* _Objective_
Render the rows starting at the one containing "person-name: 杨胜利 [85, 117, 118, 133]" and ending at the one containing "document-page: 荆州市 杨胜利" as a Markdown table with the columns No. and Line. Number each row and leave out any blank lines.

Element boundary rows
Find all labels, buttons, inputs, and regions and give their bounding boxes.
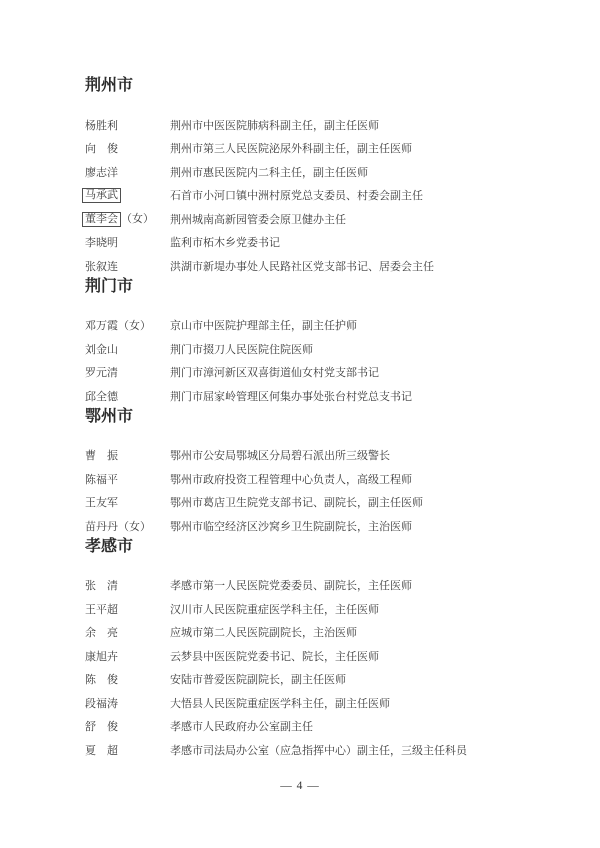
person-name: 杨胜利 [85, 117, 118, 133]
name-cell: 陈福平 [85, 471, 170, 487]
person-name: 李晓明 [85, 234, 118, 250]
person-name: 曹 振 [85, 447, 118, 463]
person-row: 王平超 汉川市人民医院重症医学科主任，主任医师 [85, 597, 560, 621]
person-name: 张 清 [85, 577, 118, 593]
person-title: 监利市柘木乡党委书记 [170, 234, 560, 250]
person-row: 李晓明 监利市柘木乡党委书记 [85, 231, 560, 255]
person-name-boxed: 董李会 [82, 212, 121, 227]
person-title: 荆州市中医医院肺病科副主任，副主任医师 [170, 117, 560, 133]
person-row: 陈福平 鄂州市政府投资工程管理中心负责人，高级工程师 [85, 467, 560, 491]
person-row: 夏 超 孝感市司法局办公室（应急指挥中心）副主任，三级主任科员 [85, 738, 560, 762]
person-row: 马承武 石首市小河口镇中洲村原党总支委员、村委会副主任 [85, 184, 560, 208]
person-title: 京山市中医院护理部主任，副主任护师 [170, 317, 560, 333]
name-cell: 李晓明 [85, 234, 170, 250]
name-cell: 董李会（女） [85, 210, 170, 227]
person-row: 曹 振 鄂州市公安局鄂城区分局碧石派出所三级警长 [85, 444, 560, 468]
person-title: 鄂州市政府投资工程管理中心负责人，高级工程师 [170, 471, 560, 487]
name-cell: 段福涛 [85, 695, 170, 711]
person-name: 苗丹丹 [85, 518, 118, 534]
person-name: 王平超 [85, 601, 118, 617]
document-page: 荆州市 杨胜利 荆州市中医医院肺病科副主任，副主任医师 向 俊 荆州市第三人民医… [0, 0, 600, 848]
person-row: 邱全德 荆门市屈家岭管理区何集办事处张台村党总支书记 [85, 384, 560, 408]
person-name: 舒 俊 [85, 718, 118, 734]
section-ezhou: 鄂州市 曹 振 鄂州市公安局鄂城区分局碧石派出所三级警长 陈福平 鄂州市政府投资… [85, 409, 560, 538]
person-row: 余 亮 应城市第二人民医院副院长，主治医师 [85, 621, 560, 645]
person-title: 鄂州市临空经济区沙窝乡卫生院副院长，主治医师 [170, 518, 560, 534]
name-cell: 廖志洋 [85, 164, 170, 180]
page-number: — 4 — [0, 780, 600, 792]
person-title: 荆门市漳河新区双喜街道仙女村党支部书记 [170, 364, 560, 380]
person-title: 鄂州市葛店卫生院党支部书记、副院长，副主任医师 [170, 494, 560, 510]
person-name: 段福涛 [85, 695, 118, 711]
section-rows: 邓万霞（女） 京山市中医院护理部主任，副主任护师 刘金山 荆门市掇刀人民医院住院… [85, 314, 560, 408]
section-heading: 鄂州市 [85, 409, 560, 425]
section-jingzhou: 荆州市 杨胜利 荆州市中医医院肺病科副主任，副主任医师 向 俊 荆州市第三人民医… [85, 78, 560, 278]
person-title: 孝感市司法局办公室（应急指挥中心）副主任，三级主任科员 [170, 742, 560, 758]
person-title: 鄂州市公安局鄂城区分局碧石派出所三级警长 [170, 447, 560, 463]
person-row: 舒 俊 孝感市人民政府办公室副主任 [85, 715, 560, 739]
person-row: 张 清 孝感市第一人民医院党委委员、副院长，主任医师 [85, 574, 560, 598]
person-title: 孝感市第一人民医院党委委员、副院长，主任医师 [170, 577, 560, 593]
section-jingmen: 荆门市 邓万霞（女） 京山市中医院护理部主任，副主任护师 刘金山 荆门市掇刀人民… [85, 279, 560, 408]
gender-suffix: （女） [121, 213, 154, 225]
section-heading: 荆门市 [85, 279, 560, 295]
person-title: 安陆市普爱医院副院长，副主任医师 [170, 671, 560, 687]
person-name: 陈 俊 [85, 671, 118, 687]
person-title: 云梦县中医医院党委书记、院长，主任医师 [170, 648, 560, 664]
person-name: 邱全德 [85, 388, 118, 404]
section-xiaogan: 孝感市 张 清 孝感市第一人民医院党委委员、副院长，主任医师 王平超 汉川市人民… [85, 539, 560, 762]
person-row: 董李会（女） 荆州城南高新园管委会原卫健办主任 [85, 207, 560, 231]
person-row: 张叙连 洪湖市新堤办事处人民路社区党支部书记、居委会主任 [85, 254, 560, 278]
person-row: 段福涛 大悟县人民医院重症医学科主任，副主任医师 [85, 691, 560, 715]
name-cell: 马承武 [85, 188, 170, 203]
name-cell: 舒 俊 [85, 718, 170, 734]
person-name: 罗元清 [85, 364, 118, 380]
person-name: 刘金山 [85, 341, 118, 357]
gender-suffix: （女） [118, 521, 151, 533]
name-cell: 邓万霞（女） [85, 317, 170, 333]
person-title: 洪湖市新堤办事处人民路社区党支部书记、居委会主任 [170, 258, 560, 274]
person-title: 大悟县人民医院重症医学科主任，副主任医师 [170, 695, 560, 711]
person-title: 应城市第二人民医院副院长，主治医师 [170, 624, 560, 640]
section-rows: 曹 振 鄂州市公安局鄂城区分局碧石派出所三级警长 陈福平 鄂州市政府投资工程管理… [85, 444, 560, 538]
person-row: 王友军 鄂州市葛店卫生院党支部书记、副院长，副主任医师 [85, 491, 560, 515]
person-name: 廖志洋 [85, 164, 118, 180]
person-name: 陈福平 [85, 471, 118, 487]
name-cell: 曹 振 [85, 447, 170, 463]
name-cell: 陈 俊 [85, 671, 170, 687]
name-cell: 余 亮 [85, 624, 170, 640]
gender-suffix: （女） [118, 320, 151, 332]
person-row: 刘金山 荆门市掇刀人民医院住院医师 [85, 337, 560, 361]
person-row: 邓万霞（女） 京山市中医院护理部主任，副主任护师 [85, 314, 560, 338]
person-name: 康旭卉 [85, 648, 118, 664]
person-name: 余 亮 [85, 624, 118, 640]
person-name: 张叙连 [85, 258, 118, 274]
name-cell: 苗丹丹（女） [85, 518, 170, 534]
section-rows: 张 清 孝感市第一人民医院党委委员、副院长，主任医师 王平超 汉川市人民医院重症… [85, 574, 560, 762]
name-cell: 张叙连 [85, 258, 170, 274]
name-cell: 康旭卉 [85, 648, 170, 664]
name-cell: 王平超 [85, 601, 170, 617]
person-row: 罗元清 荆门市漳河新区双喜街道仙女村党支部书记 [85, 361, 560, 385]
person-name: 夏 超 [85, 742, 118, 758]
person-title: 荆州市惠民医院内二科主任，副主任医师 [170, 164, 560, 180]
person-row: 康旭卉 云梦县中医医院党委书记、院长，主任医师 [85, 644, 560, 668]
name-cell: 向 俊 [85, 140, 170, 156]
person-title: 荆门市屈家岭管理区何集办事处张台村党总支书记 [170, 388, 560, 404]
person-name: 王友军 [85, 494, 118, 510]
person-title: 汉川市人民医院重症医学科主任，主任医师 [170, 601, 560, 617]
name-cell: 王友军 [85, 494, 170, 510]
document-content: 荆州市 杨胜利 荆州市中医医院肺病科副主任，副主任医师 向 俊 荆州市第三人民医… [0, 0, 600, 762]
person-title: 石首市小河口镇中洲村原党总支委员、村委会副主任 [170, 187, 560, 203]
person-name: 向 俊 [85, 140, 118, 156]
section-heading: 荆州市 [85, 78, 560, 94]
section-rows: 杨胜利 荆州市中医医院肺病科副主任，副主任医师 向 俊 荆州市第三人民医院泌尿外… [85, 113, 560, 278]
name-cell: 刘金山 [85, 341, 170, 357]
person-row: 杨胜利 荆州市中医医院肺病科副主任，副主任医师 [85, 113, 560, 137]
person-name-boxed: 马承武 [82, 188, 121, 203]
section-heading: 孝感市 [85, 539, 560, 555]
person-row: 陈 俊 安陆市普爱医院副院长，副主任医师 [85, 668, 560, 692]
name-cell: 罗元清 [85, 364, 170, 380]
name-cell: 夏 超 [85, 742, 170, 758]
person-name: 邓万霞 [85, 317, 118, 333]
person-row: 向 俊 荆州市第三人民医院泌尿外科副主任，副主任医师 [85, 137, 560, 161]
person-row: 苗丹丹（女） 鄂州市临空经济区沙窝乡卫生院副院长，主治医师 [85, 514, 560, 538]
person-title: 荆州市第三人民医院泌尿外科副主任，副主任医师 [170, 140, 560, 156]
name-cell: 杨胜利 [85, 117, 170, 133]
name-cell: 张 清 [85, 577, 170, 593]
person-title: 荆州城南高新园管委会原卫健办主任 [170, 211, 560, 227]
name-cell: 邱全德 [85, 388, 170, 404]
person-title: 荆门市掇刀人民医院住院医师 [170, 341, 560, 357]
person-row: 廖志洋 荆州市惠民医院内二科主任，副主任医师 [85, 160, 560, 184]
person-title: 孝感市人民政府办公室副主任 [170, 718, 560, 734]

* _Exercise result_
| No. | Line |
|---|---|
| 1 | person-name: 杨胜利 [85, 117, 118, 133] |
| 2 | name-cell: 陈福平 [85, 471, 170, 487] |
| 3 | person-name: 李晓明 [85, 234, 118, 250] |
| 4 | person-name: 曹 振 [85, 447, 118, 463] |
| 5 | person-row: 王平超 汉川市人民医院重症医学科主任，主任医师 [85, 597, 560, 621] |
| 6 | person-name: 张 清 [85, 577, 118, 593] |
| 7 | person-title: 监利市柘木乡党委书记 [170, 234, 560, 250] |
| 8 | person-row: 李晓明 监利市柘木乡党委书记 [85, 231, 560, 255] |
| 9 | person-name-boxed: 董李会 [82, 212, 121, 227] |
| 10 | person-title: 荆州市中医医院肺病科副主任，副主任医师 [170, 117, 560, 133] |
| 11 | person-row: 陈福平 鄂州市政府投资工程管理中心负责人，高级工程师 [85, 467, 560, 491] |
| 12 | person-row: 夏 超 孝感市司法局办公室（应急指挥中心）副主任，三级主任科员 [85, 738, 560, 762] |
| 13 | person-row: 马承武 石首市小河口镇中洲村原党总支委员、村委会副主任 [85, 184, 560, 208] |
| 14 | person-title: 京山市中医院护理部主任，副主任护师 [170, 317, 560, 333] |
| 15 | name-cell: 李晓明 [85, 234, 170, 250] |
| 16 | name-cell: 董李会（女） [85, 210, 170, 227] |
| 17 | person-row: 曹 振 鄂州市公安局鄂城区分局碧石派出所三级警长 [85, 444, 560, 468] |
| 18 | person-title: 鄂州市政府投资工程管理中心负责人，高级工程师 [170, 471, 560, 487] |
| 19 | name-cell: 段福涛 [85, 695, 170, 711] |
| 20 | person-name: 苗丹丹 [85, 518, 118, 534] |
| 21 | person-name: 王平超 [85, 601, 118, 617] |
| 22 | document-page: 荆州市 杨胜利 荆州市中医医院肺病科副主任，副主任医师 向 俊 荆州市第三人民医… [0, 0, 600, 848] |